» OBJECTIVE
Spot every line with the word "down" and return it.

» RECORDS SHOWN
● ● ● ● ●

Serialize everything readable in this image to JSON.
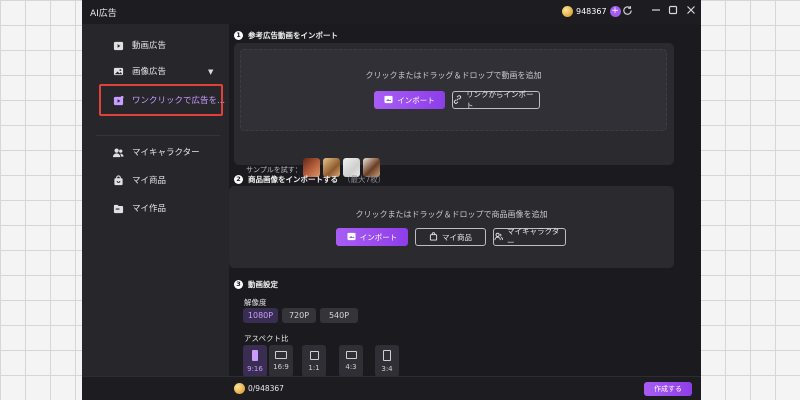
{
  "window": {
    "title": "AI広告"
  },
  "titlebar": {
    "credits": "948367",
    "icons": [
      "coin-icon",
      "plus-icon",
      "refresh-icon",
      "minimize-icon",
      "maximize-icon",
      "close-icon"
    ]
  },
  "sidebar": {
    "items": [
      {
        "label": "動画広告",
        "icon": "video-icon"
      },
      {
        "label": "画像広告",
        "icon": "image-icon"
      },
      {
        "label": "ワンクリックで広告を...",
        "icon": "oneclick-icon",
        "active": true
      },
      {
        "label": "マイキャラクター",
        "icon": "users-icon"
      },
      {
        "label": "マイ商品",
        "icon": "bag-icon"
      },
      {
        "label": "マイ作品",
        "icon": "folder-icon"
      }
    ]
  },
  "sections": {
    "s1": {
      "number": "1",
      "title": "参考広告動画をインポート",
      "hint": "クリックまたはドラッグ＆ドロップで動画を追加",
      "import_label": "インポート",
      "link_import_label": "リンクからインポート",
      "sample_label": "サンプルを試す："
    },
    "s2": {
      "number": "2",
      "title": "商品画像をインポートする",
      "subtitle": "（最大7枚）",
      "hint": "クリックまたはドラッグ＆ドロップで商品画像を追加",
      "import_label": "インポート",
      "my_products_label": "マイ商品",
      "my_characters_label": "マイキャラクター"
    },
    "s3": {
      "number": "3",
      "title": "動画設定",
      "resolution_label": "解像度",
      "resolutions": [
        "1080P",
        "720P",
        "540P"
      ],
      "selected_resolution": "1080P",
      "aspect_label": "アスペクト比",
      "aspects": [
        "9:16",
        "16:9",
        "1:1",
        "4:3",
        "3:4"
      ],
      "selected_aspect": "9:16"
    }
  },
  "footer": {
    "credits": "0/948367",
    "create_label": "作成する"
  },
  "colors": {
    "accent": "#9b4cf0",
    "highlight_border": "#e0423a",
    "background": "#1b1b1f"
  }
}
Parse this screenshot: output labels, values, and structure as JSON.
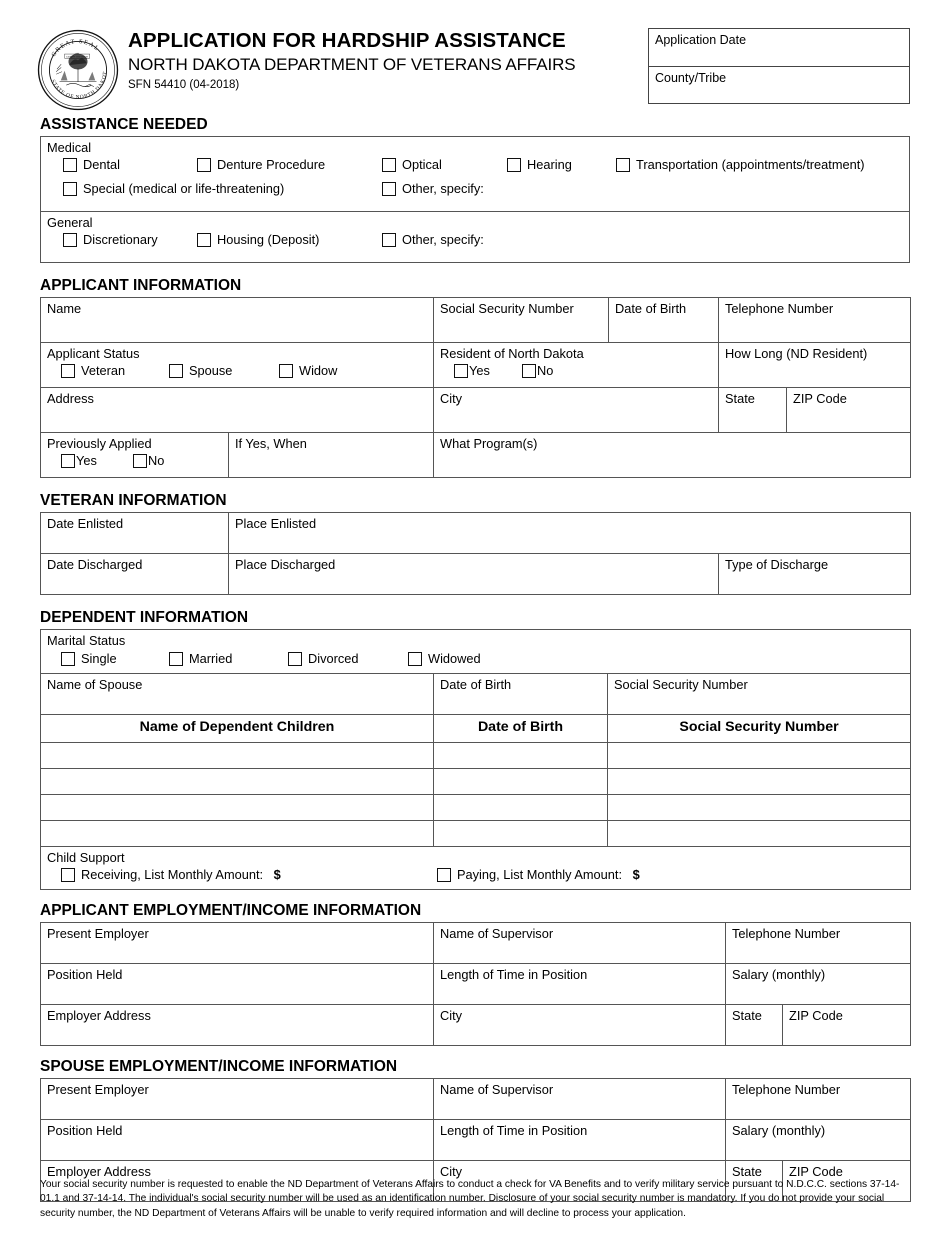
{
  "header": {
    "title": "APPLICATION FOR HARDSHIP ASSISTANCE",
    "agency": "NORTH DAKOTA DEPARTMENT OF VETERANS AFFAIRS",
    "form_number": "SFN 54410  (04-2018)",
    "seal_text_top": "GREAT SEAL",
    "seal_text_bottom": "STATE OF NORTH DAKOTA",
    "application_date_label": "Application Date",
    "county_tribe_label": "County/Tribe"
  },
  "assistance_needed": {
    "heading": "ASSISTANCE NEEDED",
    "medical": {
      "label": "Medical",
      "row1": [
        {
          "label": "Dental"
        },
        {
          "label": "Denture Procedure"
        },
        {
          "label": "Optical"
        },
        {
          "label": "Hearing"
        },
        {
          "label": "Transportation (appointments/treatment)"
        }
      ],
      "row2": [
        {
          "label": "Special (medical or life-threatening)"
        },
        {
          "label": "Other, specify:"
        }
      ]
    },
    "general": {
      "label": "General",
      "row1": [
        {
          "label": "Discretionary"
        },
        {
          "label": "Housing (Deposit)"
        },
        {
          "label": "Other, specify:"
        }
      ]
    }
  },
  "applicant_information": {
    "heading": "APPLICANT INFORMATION",
    "name_label": "Name",
    "ssn_label": "Social Security Number",
    "dob_label": "Date of Birth",
    "phone_label": "Telephone Number",
    "applicant_status_label": "Applicant Status",
    "status_options": [
      "Veteran",
      "Spouse",
      "Widow"
    ],
    "resident_label": "Resident of North Dakota",
    "resident_options": [
      "Yes",
      "No"
    ],
    "how_long_label": "How Long (ND Resident)",
    "address_label": "Address",
    "city_label": "City",
    "state_label": "State",
    "zip_label": "ZIP Code",
    "previously_applied_label": "Previously Applied",
    "previously_applied_options": [
      "Yes",
      "No"
    ],
    "if_yes_when_label": "If Yes, When",
    "what_programs_label": "What Program(s)"
  },
  "veteran_information": {
    "heading": "VETERAN INFORMATION",
    "date_enlisted_label": "Date Enlisted",
    "place_enlisted_label": "Place Enlisted",
    "date_discharged_label": "Date Discharged",
    "place_discharged_label": "Place Discharged",
    "type_of_discharge_label": "Type of Discharge"
  },
  "dependent_information": {
    "heading": "DEPENDENT INFORMATION",
    "marital_status_label": "Marital Status",
    "marital_options": [
      "Single",
      "Married",
      "Divorced",
      "Widowed"
    ],
    "spouse_name_label": "Name of Spouse",
    "spouse_dob_label": "Date of Birth",
    "spouse_ssn_label": "Social Security Number",
    "children_table_headers": [
      "Name of Dependent Children",
      "Date of Birth",
      "Social Security Number"
    ],
    "children_rows": [
      {
        "name": "",
        "dob": "",
        "ssn": ""
      },
      {
        "name": "",
        "dob": "",
        "ssn": ""
      },
      {
        "name": "",
        "dob": "",
        "ssn": ""
      },
      {
        "name": "",
        "dob": "",
        "ssn": ""
      }
    ],
    "child_support_label": "Child Support",
    "child_support_receiving": "Receiving, List Monthly Amount:",
    "child_support_paying": "Paying, List Monthly Amount:",
    "currency_symbol": "$"
  },
  "applicant_employment": {
    "heading": "APPLICANT EMPLOYMENT/INCOME INFORMATION",
    "present_employer_label": "Present Employer",
    "supervisor_label": "Name of Supervisor",
    "phone_label": "Telephone Number",
    "position_held_label": "Position Held",
    "length_of_time_label": "Length of Time in Position",
    "salary_label": "Salary (monthly)",
    "employer_address_label": "Employer Address",
    "city_label": "City",
    "state_label": "State",
    "zip_label": "ZIP Code"
  },
  "spouse_employment": {
    "heading": "SPOUSE EMPLOYMENT/INCOME INFORMATION",
    "present_employer_label": "Present Employer",
    "supervisor_label": "Name of Supervisor",
    "phone_label": "Telephone Number",
    "position_held_label": "Position Held",
    "length_of_time_label": "Length of Time in Position",
    "salary_label": "Salary (monthly)",
    "employer_address_label": "Employer Address",
    "city_label": "City",
    "state_label": "State",
    "zip_label": "ZIP Code"
  },
  "footer": {
    "disclaimer": "Your social security number is requested to enable the ND Department of Veterans Affairs to conduct a check for VA Benefits and to verify military service pursuant to N.D.C.C. sections 37-14-01.1 and 37-14-14. The individual's social security number will be used as an identification number. Disclosure of your social security number is mandatory. If you do not provide your social security number, the ND Department of Veterans Affairs will be unable to verify required information and will decline to process your application."
  },
  "colors": {
    "text": "#000000",
    "border": "#555555",
    "background": "#ffffff"
  }
}
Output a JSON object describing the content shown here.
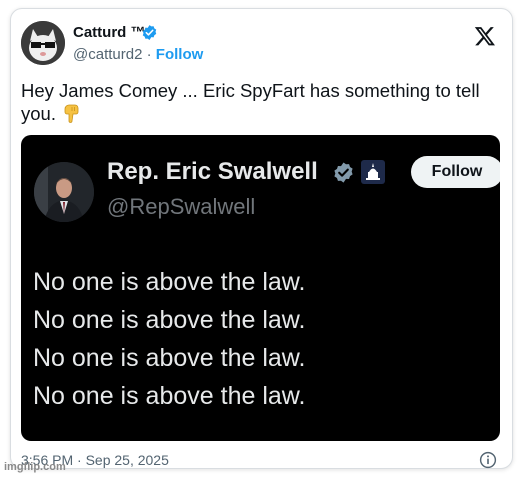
{
  "author": {
    "name": "Catturd ™",
    "handle": "@catturd2",
    "separator": " · ",
    "follow_label": "Follow",
    "verified_color": "#1d9bf0"
  },
  "tweet": {
    "text": "Hey James Comey ... Eric SpyFart has something to tell you.",
    "emoji": "hand-pointing-down-icon"
  },
  "embedded": {
    "name": "Rep. Eric Swalwell",
    "handle": "@RepSwalwell",
    "follow_label": "Follow",
    "lines": [
      "No one is above the law.",
      "No one is above the law.",
      "No one is above the law.",
      "No one is above the law."
    ]
  },
  "footer": {
    "timestamp": "3:56 PM · Sep 25, 2025"
  },
  "watermark": "imgflip.com"
}
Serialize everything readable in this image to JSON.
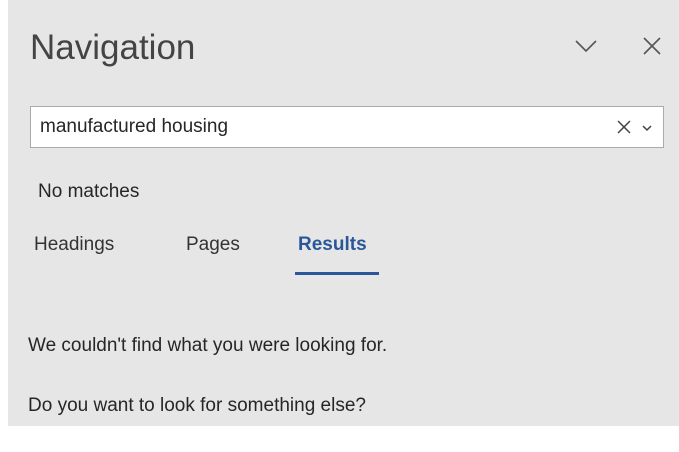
{
  "pane": {
    "title": "Navigation",
    "options_icon": "chevron-down-icon",
    "close_icon": "close-icon"
  },
  "search": {
    "value": "manufactured housing",
    "placeholder": "",
    "clear_icon": "close-icon",
    "dropdown_icon": "chevron-down-icon"
  },
  "status": "No matches",
  "tabs": [
    {
      "label": "Headings",
      "selected": false
    },
    {
      "label": "Pages",
      "selected": false
    },
    {
      "label": "Results",
      "selected": true
    }
  ],
  "results": {
    "message_1": "We couldn't find what you were looking for.",
    "message_2": "Do you want to look for something else?"
  },
  "colors": {
    "pane_background": "#e6e6e6",
    "accent": "#2b579a",
    "text": "#262626"
  }
}
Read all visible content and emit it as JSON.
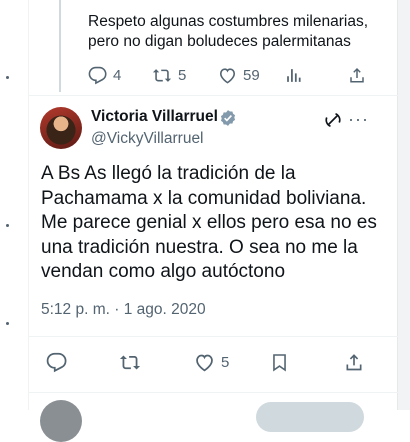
{
  "reply": {
    "text": "Respeto algunas costumbres milenarias, pero no digan boludeces palermitanas",
    "stats": {
      "replies": "4",
      "reposts": "5",
      "likes": "59"
    }
  },
  "tweet": {
    "display_name": "Victoria Villarruel",
    "handle": "@VickyVillarruel",
    "text": "A Bs As llegó la tradición de la Pachamama x la comunidad boliviana. Me parece genial x ellos pero esa no es una tradición nuestra. O sea no me la vendan como algo autóctono",
    "timestamp": "5:12 p. m. · 1 ago. 2020",
    "stats": {
      "likes": "5"
    }
  },
  "icons": [
    "reply-icon",
    "repost-icon",
    "like-icon",
    "views-icon",
    "share-icon",
    "bookmark-icon",
    "verified-icon",
    "grok-icon",
    "more-icon"
  ],
  "colors": {
    "text": "#0f1419",
    "secondary": "#536471",
    "verified": "#829aab",
    "divider": "#eff3f4"
  }
}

● ● ● ● ●

» FULL RESPONSE
    "emoji": "hand-pointing-down-icon"
    "options_icon": "chevron-down-icon",
    "dropdown_icon": "chevron-down-icon"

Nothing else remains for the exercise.